+++ EXERCISE MATERIALS

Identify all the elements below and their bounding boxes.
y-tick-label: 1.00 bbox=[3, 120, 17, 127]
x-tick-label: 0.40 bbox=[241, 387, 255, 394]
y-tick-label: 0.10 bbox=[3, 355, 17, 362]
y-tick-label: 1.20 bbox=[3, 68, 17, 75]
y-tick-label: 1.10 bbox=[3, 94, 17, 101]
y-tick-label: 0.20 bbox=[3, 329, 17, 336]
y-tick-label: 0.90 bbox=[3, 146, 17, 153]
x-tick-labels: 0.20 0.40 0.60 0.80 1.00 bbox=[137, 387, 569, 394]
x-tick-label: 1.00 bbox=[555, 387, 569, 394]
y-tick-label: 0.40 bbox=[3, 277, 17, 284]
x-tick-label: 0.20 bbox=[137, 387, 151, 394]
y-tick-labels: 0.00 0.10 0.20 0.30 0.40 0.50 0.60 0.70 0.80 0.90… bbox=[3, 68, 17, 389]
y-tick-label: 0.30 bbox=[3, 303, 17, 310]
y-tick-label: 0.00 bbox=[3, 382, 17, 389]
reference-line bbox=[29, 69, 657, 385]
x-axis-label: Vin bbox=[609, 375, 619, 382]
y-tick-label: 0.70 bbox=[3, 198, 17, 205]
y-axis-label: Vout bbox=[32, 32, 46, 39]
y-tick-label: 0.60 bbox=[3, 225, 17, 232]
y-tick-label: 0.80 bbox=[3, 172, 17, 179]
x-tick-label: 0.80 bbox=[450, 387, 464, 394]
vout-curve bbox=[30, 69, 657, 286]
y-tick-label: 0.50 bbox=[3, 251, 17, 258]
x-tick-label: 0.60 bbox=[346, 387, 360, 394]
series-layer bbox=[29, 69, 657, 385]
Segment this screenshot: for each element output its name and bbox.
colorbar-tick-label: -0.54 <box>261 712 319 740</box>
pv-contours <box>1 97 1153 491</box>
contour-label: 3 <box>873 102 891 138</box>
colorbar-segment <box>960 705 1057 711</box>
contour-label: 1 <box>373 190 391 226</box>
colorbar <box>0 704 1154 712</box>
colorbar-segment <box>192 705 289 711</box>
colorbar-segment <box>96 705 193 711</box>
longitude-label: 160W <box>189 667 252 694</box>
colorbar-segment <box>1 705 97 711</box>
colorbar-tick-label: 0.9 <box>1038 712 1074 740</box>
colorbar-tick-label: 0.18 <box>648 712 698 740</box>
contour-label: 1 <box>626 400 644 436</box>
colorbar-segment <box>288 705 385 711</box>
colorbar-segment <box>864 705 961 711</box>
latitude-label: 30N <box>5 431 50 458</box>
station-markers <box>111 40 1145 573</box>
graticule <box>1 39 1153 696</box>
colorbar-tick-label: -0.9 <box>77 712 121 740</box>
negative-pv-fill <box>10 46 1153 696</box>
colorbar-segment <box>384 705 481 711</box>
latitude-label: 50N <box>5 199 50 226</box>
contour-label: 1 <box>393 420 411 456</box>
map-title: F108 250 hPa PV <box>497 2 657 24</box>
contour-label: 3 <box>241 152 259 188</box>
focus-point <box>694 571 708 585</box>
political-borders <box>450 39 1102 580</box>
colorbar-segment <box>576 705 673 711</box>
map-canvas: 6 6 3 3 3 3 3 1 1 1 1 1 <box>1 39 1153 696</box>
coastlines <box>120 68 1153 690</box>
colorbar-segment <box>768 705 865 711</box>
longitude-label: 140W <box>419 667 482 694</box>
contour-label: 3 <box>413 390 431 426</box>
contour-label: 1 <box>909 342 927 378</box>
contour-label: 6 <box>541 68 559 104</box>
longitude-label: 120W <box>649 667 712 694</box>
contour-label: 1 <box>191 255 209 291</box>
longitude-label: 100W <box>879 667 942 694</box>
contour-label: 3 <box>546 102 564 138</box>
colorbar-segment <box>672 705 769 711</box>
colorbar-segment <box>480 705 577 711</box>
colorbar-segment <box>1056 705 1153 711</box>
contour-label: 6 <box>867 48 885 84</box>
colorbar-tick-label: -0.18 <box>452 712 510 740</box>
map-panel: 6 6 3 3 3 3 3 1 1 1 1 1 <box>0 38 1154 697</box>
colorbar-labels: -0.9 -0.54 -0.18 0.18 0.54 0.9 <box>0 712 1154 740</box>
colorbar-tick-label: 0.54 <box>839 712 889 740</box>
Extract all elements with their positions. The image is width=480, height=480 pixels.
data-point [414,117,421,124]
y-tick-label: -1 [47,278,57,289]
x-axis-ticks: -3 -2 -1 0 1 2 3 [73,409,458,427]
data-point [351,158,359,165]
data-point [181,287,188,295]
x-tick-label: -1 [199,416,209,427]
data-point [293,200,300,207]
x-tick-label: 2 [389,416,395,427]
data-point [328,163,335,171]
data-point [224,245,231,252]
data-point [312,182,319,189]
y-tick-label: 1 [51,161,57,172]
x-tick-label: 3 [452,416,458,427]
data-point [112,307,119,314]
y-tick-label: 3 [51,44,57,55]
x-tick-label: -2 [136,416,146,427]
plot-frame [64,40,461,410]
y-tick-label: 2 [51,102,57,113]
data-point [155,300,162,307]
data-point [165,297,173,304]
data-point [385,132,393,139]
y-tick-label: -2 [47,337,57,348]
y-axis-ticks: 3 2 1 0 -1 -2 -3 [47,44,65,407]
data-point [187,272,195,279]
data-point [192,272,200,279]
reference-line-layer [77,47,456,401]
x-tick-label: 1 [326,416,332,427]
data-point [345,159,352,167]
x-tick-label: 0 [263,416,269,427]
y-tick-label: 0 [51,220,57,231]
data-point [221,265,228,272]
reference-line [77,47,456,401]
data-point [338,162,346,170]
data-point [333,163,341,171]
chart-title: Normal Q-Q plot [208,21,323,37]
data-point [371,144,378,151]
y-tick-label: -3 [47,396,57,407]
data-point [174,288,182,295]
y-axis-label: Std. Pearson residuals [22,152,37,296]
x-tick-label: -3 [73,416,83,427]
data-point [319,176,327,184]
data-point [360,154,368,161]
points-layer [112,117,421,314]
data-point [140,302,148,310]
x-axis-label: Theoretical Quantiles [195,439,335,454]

++++++

AIM OF THE TASK: Count the lines in the data above that contain the string "latitude", and reply with only that count.

REPLY: 2